→ **Exercise description**
Your task is to write out exactly the lines from the line containing "Enumerate this screenshot's" through the end of the records, inclusive at both ends.

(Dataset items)
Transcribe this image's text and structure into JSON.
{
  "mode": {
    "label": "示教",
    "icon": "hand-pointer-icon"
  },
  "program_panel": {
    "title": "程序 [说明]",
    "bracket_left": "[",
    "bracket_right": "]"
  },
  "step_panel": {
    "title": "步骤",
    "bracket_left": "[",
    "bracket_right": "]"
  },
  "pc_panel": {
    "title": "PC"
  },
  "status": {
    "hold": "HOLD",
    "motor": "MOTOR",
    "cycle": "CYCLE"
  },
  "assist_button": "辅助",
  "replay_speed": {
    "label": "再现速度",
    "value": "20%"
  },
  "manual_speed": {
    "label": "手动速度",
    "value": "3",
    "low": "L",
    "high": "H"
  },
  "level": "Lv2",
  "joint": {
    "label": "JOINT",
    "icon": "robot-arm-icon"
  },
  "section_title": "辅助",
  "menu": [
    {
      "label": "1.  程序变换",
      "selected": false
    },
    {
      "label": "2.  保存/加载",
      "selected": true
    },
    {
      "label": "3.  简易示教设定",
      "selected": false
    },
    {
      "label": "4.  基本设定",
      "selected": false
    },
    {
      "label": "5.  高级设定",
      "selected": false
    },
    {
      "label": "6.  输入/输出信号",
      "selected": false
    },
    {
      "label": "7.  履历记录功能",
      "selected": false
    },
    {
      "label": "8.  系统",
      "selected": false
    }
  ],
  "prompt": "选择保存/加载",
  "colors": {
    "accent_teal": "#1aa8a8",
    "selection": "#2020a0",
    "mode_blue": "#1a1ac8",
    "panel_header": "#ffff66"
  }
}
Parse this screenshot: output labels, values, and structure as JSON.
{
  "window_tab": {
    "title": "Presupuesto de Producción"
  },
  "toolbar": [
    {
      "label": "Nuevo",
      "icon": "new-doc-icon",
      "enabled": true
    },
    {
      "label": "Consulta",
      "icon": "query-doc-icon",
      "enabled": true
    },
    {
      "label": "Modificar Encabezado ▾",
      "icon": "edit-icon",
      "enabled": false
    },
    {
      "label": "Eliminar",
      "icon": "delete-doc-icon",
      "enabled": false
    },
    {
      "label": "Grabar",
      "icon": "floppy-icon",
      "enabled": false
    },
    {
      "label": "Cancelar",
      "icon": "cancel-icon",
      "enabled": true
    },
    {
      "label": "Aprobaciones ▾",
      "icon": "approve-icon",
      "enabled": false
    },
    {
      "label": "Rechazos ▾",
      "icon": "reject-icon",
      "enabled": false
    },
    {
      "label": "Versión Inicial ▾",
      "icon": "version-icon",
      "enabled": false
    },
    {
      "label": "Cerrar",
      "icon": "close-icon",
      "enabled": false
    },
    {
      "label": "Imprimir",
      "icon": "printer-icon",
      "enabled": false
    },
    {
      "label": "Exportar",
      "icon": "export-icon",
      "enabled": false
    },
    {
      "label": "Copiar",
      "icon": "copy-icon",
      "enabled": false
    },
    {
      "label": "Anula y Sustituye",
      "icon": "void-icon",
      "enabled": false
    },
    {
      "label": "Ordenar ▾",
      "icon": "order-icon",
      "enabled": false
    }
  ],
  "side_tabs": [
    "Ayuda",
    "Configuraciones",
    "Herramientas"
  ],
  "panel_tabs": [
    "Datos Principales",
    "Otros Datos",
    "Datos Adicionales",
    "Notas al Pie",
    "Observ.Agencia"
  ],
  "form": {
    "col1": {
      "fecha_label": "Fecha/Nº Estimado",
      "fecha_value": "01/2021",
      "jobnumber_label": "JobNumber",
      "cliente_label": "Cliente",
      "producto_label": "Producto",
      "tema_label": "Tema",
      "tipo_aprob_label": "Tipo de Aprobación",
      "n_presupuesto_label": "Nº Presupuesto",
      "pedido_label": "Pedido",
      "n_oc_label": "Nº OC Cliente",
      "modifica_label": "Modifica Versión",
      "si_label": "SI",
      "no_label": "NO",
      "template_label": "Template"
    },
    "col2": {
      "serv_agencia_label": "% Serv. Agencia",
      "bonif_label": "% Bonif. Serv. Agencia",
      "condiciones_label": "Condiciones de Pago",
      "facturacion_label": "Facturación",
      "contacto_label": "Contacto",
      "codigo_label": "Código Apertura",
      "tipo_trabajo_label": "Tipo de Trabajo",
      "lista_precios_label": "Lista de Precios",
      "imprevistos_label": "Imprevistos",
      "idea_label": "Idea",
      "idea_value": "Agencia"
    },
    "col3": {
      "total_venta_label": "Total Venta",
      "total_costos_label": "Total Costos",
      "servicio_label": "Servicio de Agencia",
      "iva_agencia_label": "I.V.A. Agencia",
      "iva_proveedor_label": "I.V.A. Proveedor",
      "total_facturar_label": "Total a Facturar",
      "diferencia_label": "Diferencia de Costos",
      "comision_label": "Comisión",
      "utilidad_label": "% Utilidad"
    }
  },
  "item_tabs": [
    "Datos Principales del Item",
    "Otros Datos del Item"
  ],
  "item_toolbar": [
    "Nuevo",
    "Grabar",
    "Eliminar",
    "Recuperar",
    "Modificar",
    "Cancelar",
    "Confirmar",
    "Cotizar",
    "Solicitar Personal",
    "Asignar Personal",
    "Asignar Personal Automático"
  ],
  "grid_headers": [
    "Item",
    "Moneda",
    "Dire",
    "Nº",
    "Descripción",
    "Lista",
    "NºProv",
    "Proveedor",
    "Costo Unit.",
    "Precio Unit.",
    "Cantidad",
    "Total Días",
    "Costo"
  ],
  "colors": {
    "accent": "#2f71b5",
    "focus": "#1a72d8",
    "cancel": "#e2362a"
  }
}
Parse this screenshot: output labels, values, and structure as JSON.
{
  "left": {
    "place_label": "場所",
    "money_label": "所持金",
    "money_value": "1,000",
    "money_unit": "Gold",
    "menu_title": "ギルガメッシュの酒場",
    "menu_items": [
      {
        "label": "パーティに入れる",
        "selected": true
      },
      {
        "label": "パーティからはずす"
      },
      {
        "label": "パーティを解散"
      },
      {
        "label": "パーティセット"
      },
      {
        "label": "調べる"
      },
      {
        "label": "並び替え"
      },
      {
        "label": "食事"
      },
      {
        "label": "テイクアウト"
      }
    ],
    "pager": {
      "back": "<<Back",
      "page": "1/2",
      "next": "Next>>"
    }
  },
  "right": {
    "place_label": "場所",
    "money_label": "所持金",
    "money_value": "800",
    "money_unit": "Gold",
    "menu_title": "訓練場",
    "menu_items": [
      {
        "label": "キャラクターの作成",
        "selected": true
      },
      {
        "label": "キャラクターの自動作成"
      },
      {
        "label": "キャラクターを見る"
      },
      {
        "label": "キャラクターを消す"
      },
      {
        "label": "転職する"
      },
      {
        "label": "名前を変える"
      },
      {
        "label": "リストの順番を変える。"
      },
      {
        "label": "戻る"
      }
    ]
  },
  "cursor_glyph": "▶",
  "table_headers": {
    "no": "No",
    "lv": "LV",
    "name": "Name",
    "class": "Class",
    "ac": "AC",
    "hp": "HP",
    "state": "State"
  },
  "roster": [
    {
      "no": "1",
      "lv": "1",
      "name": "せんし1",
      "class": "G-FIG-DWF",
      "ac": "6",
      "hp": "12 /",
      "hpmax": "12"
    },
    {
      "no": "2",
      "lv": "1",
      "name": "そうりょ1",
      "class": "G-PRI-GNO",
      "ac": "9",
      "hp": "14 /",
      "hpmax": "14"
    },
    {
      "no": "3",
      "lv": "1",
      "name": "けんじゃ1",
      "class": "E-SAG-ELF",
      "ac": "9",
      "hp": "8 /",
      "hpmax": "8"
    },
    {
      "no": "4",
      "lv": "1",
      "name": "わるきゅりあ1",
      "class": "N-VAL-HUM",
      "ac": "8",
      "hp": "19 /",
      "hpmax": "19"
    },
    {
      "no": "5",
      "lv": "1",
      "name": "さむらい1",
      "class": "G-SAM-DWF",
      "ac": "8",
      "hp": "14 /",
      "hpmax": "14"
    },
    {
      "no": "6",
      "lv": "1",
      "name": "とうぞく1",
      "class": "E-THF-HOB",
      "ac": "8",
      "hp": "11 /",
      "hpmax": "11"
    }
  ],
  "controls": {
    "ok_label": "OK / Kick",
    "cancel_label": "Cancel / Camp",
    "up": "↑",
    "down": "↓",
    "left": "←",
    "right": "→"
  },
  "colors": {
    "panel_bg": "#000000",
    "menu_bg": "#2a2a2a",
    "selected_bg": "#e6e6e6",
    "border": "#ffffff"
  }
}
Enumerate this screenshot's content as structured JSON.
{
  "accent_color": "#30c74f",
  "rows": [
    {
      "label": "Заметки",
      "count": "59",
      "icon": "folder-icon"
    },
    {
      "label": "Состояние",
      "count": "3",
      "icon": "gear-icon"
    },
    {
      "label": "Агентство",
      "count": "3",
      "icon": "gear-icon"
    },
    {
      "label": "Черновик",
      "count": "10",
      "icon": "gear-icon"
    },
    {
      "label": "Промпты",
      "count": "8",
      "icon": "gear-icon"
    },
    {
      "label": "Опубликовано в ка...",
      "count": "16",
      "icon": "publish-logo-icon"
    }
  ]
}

→ **Answer in full**
Enumerate this screenshot's content as structured JSON.
{
  "accent_color": "#30c74f",
  "rows": [
    {
      "label": "Заметки",
      "count": "59",
      "icon": "folder-icon"
    },
    {
      "label": "Состояние",
      "count": "3",
      "icon": "gear-icon"
    },
    {
      "label": "Агентство",
      "count": "3",
      "icon": "gear-icon"
    },
    {
      "label": "Черновик",
      "count": "10",
      "icon": "gear-icon"
    },
    {
      "label": "Промпты",
      "count": "8",
      "icon": "gear-icon"
    },
    {
      "label": "Опубликовано в ка...",
      "count": "16",
      "icon": "publish-logo-icon"
    }
  ]
}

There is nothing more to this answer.